* [WHAT THIS TASK INVOLVES] The entries below contain pictures. Retype everything except those pictures, exactly as given.

* [MATERIAL PROVIDED]
○ ○ ○ ○ ○ ○ ○

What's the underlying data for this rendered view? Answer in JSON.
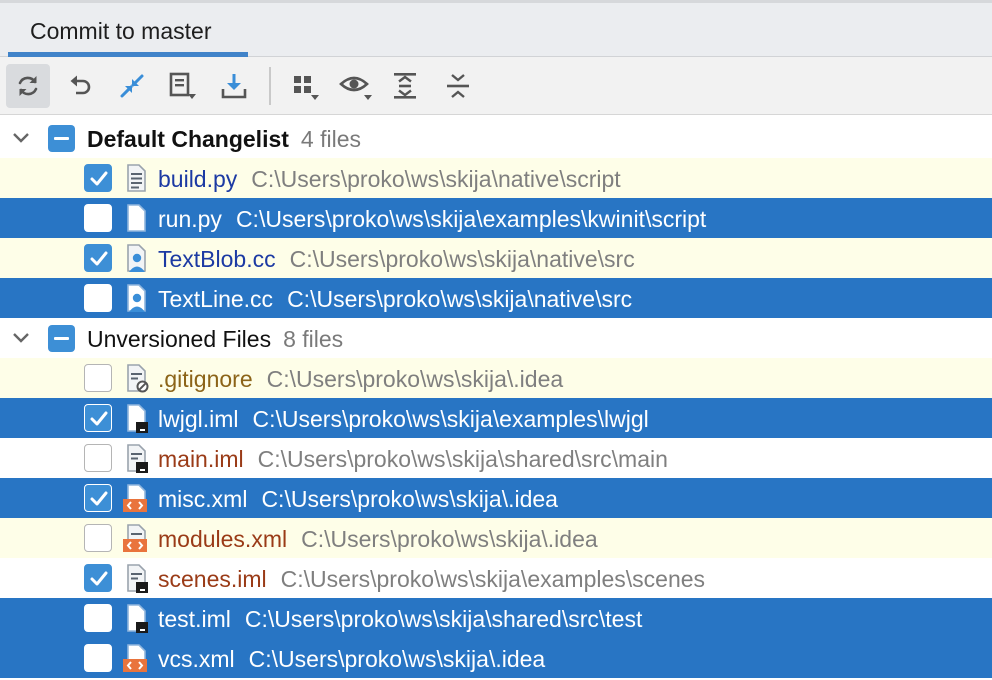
{
  "tab": {
    "label": "Commit to master"
  },
  "toolbar": {
    "buttons": [
      {
        "name": "refresh-icon",
        "active": true
      },
      {
        "name": "rollback-icon"
      },
      {
        "name": "show-diff-icon"
      },
      {
        "name": "move-to-changelist-icon"
      },
      {
        "name": "update-icon"
      },
      {
        "name": "group-by-icon"
      },
      {
        "name": "view-options-icon"
      },
      {
        "name": "expand-all-icon"
      },
      {
        "name": "collapse-all-icon"
      }
    ]
  },
  "groups": [
    {
      "name": "Default Changelist",
      "count": "4 files",
      "bold": true,
      "files": [
        {
          "name": "build.py",
          "path": "C:\\Users\\proko\\ws\\skija\\native\\script",
          "checked": true,
          "selected": false,
          "state": "modified",
          "icon": "text-file-icon"
        },
        {
          "name": "run.py",
          "path": "C:\\Users\\proko\\ws\\skija\\examples\\kwinit\\script",
          "checked": false,
          "selected": true,
          "state": "modified",
          "icon": "text-file-icon"
        },
        {
          "name": "TextBlob.cc",
          "path": "C:\\Users\\proko\\ws\\skija\\native\\src",
          "checked": true,
          "selected": false,
          "state": "modified",
          "icon": "user-file-icon"
        },
        {
          "name": "TextLine.cc",
          "path": "C:\\Users\\proko\\ws\\skija\\native\\src",
          "checked": false,
          "selected": true,
          "state": "modified",
          "icon": "user-file-icon"
        }
      ]
    },
    {
      "name": "Unversioned Files",
      "count": "8 files",
      "bold": false,
      "files": [
        {
          "name": ".gitignore",
          "path": "C:\\Users\\proko\\ws\\skija\\.idea",
          "checked": false,
          "selected": false,
          "state": "ignored",
          "icon": "ignore-file-icon"
        },
        {
          "name": "lwjgl.iml",
          "path": "C:\\Users\\proko\\ws\\skija\\examples\\lwjgl",
          "checked": true,
          "selected": true,
          "state": "unversioned",
          "icon": "module-file-icon"
        },
        {
          "name": "main.iml",
          "path": "C:\\Users\\proko\\ws\\skija\\shared\\src\\main",
          "checked": false,
          "selected": false,
          "state": "unversioned",
          "icon": "module-file-icon"
        },
        {
          "name": "misc.xml",
          "path": "C:\\Users\\proko\\ws\\skija\\.idea",
          "checked": true,
          "selected": true,
          "state": "unversioned",
          "icon": "xml-file-icon"
        },
        {
          "name": "modules.xml",
          "path": "C:\\Users\\proko\\ws\\skija\\.idea",
          "checked": false,
          "selected": false,
          "state": "unversioned",
          "icon": "xml-file-icon"
        },
        {
          "name": "scenes.iml",
          "path": "C:\\Users\\proko\\ws\\skija\\examples\\scenes",
          "checked": true,
          "selected": false,
          "state": "unversioned",
          "icon": "module-file-icon"
        },
        {
          "name": "test.iml",
          "path": "C:\\Users\\proko\\ws\\skija\\shared\\src\\test",
          "checked": false,
          "selected": true,
          "state": "unversioned",
          "icon": "module-file-icon"
        },
        {
          "name": "vcs.xml",
          "path": "C:\\Users\\proko\\ws\\skija\\.idea",
          "checked": false,
          "selected": true,
          "state": "unversioned",
          "icon": "xml-file-icon"
        }
      ]
    }
  ],
  "colors": {
    "selection": "#2875c4",
    "highlight": "#fefee8",
    "modified_text": "#1c3aa3",
    "unversioned_text": "#9a3b17",
    "ignored_text": "#8c6418",
    "path_text": "#7f7f7f",
    "accent": "#3d8fd6"
  }
}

○ ○ ○ ○ ○ ○ ○

* [FULL SOLUTION]
What's the underlying data for this rendered view? Answer in JSON.
{
  "tab": {
    "label": "Commit to master"
  },
  "toolbar": {
    "buttons": [
      {
        "name": "refresh-icon",
        "active": true
      },
      {
        "name": "rollback-icon"
      },
      {
        "name": "show-diff-icon"
      },
      {
        "name": "move-to-changelist-icon"
      },
      {
        "name": "update-icon"
      },
      {
        "name": "group-by-icon"
      },
      {
        "name": "view-options-icon"
      },
      {
        "name": "expand-all-icon"
      },
      {
        "name": "collapse-all-icon"
      }
    ]
  },
  "groups": [
    {
      "name": "Default Changelist",
      "count": "4 files",
      "bold": true,
      "files": [
        {
          "name": "build.py",
          "path": "C:\\Users\\proko\\ws\\skija\\native\\script",
          "checked": true,
          "selected": false,
          "state": "modified",
          "icon": "text-file-icon"
        },
        {
          "name": "run.py",
          "path": "C:\\Users\\proko\\ws\\skija\\examples\\kwinit\\script",
          "checked": false,
          "selected": true,
          "state": "modified",
          "icon": "text-file-icon"
        },
        {
          "name": "TextBlob.cc",
          "path": "C:\\Users\\proko\\ws\\skija\\native\\src",
          "checked": true,
          "selected": false,
          "state": "modified",
          "icon": "user-file-icon"
        },
        {
          "name": "TextLine.cc",
          "path": "C:\\Users\\proko\\ws\\skija\\native\\src",
          "checked": false,
          "selected": true,
          "state": "modified",
          "icon": "user-file-icon"
        }
      ]
    },
    {
      "name": "Unversioned Files",
      "count": "8 files",
      "bold": false,
      "files": [
        {
          "name": ".gitignore",
          "path": "C:\\Users\\proko\\ws\\skija\\.idea",
          "checked": false,
          "selected": false,
          "state": "ignored",
          "icon": "ignore-file-icon"
        },
        {
          "name": "lwjgl.iml",
          "path": "C:\\Users\\proko\\ws\\skija\\examples\\lwjgl",
          "checked": true,
          "selected": true,
          "state": "unversioned",
          "icon": "module-file-icon"
        },
        {
          "name": "main.iml",
          "path": "C:\\Users\\proko\\ws\\skija\\shared\\src\\main",
          "checked": false,
          "selected": false,
          "state": "unversioned",
          "icon": "module-file-icon"
        },
        {
          "name": "misc.xml",
          "path": "C:\\Users\\proko\\ws\\skija\\.idea",
          "checked": true,
          "selected": true,
          "state": "unversioned",
          "icon": "xml-file-icon"
        },
        {
          "name": "modules.xml",
          "path": "C:\\Users\\proko\\ws\\skija\\.idea",
          "checked": false,
          "selected": false,
          "state": "unversioned",
          "icon": "xml-file-icon"
        },
        {
          "name": "scenes.iml",
          "path": "C:\\Users\\proko\\ws\\skija\\examples\\scenes",
          "checked": true,
          "selected": false,
          "state": "unversioned",
          "icon": "module-file-icon"
        },
        {
          "name": "test.iml",
          "path": "C:\\Users\\proko\\ws\\skija\\shared\\src\\test",
          "checked": false,
          "selected": true,
          "state": "unversioned",
          "icon": "module-file-icon"
        },
        {
          "name": "vcs.xml",
          "path": "C:\\Users\\proko\\ws\\skija\\.idea",
          "checked": false,
          "selected": true,
          "state": "unversioned",
          "icon": "xml-file-icon"
        }
      ]
    }
  ],
  "colors": {
    "selection": "#2875c4",
    "highlight": "#fefee8",
    "modified_text": "#1c3aa3",
    "unversioned_text": "#9a3b17",
    "ignored_text": "#8c6418",
    "path_text": "#7f7f7f",
    "accent": "#3d8fd6"
  }
}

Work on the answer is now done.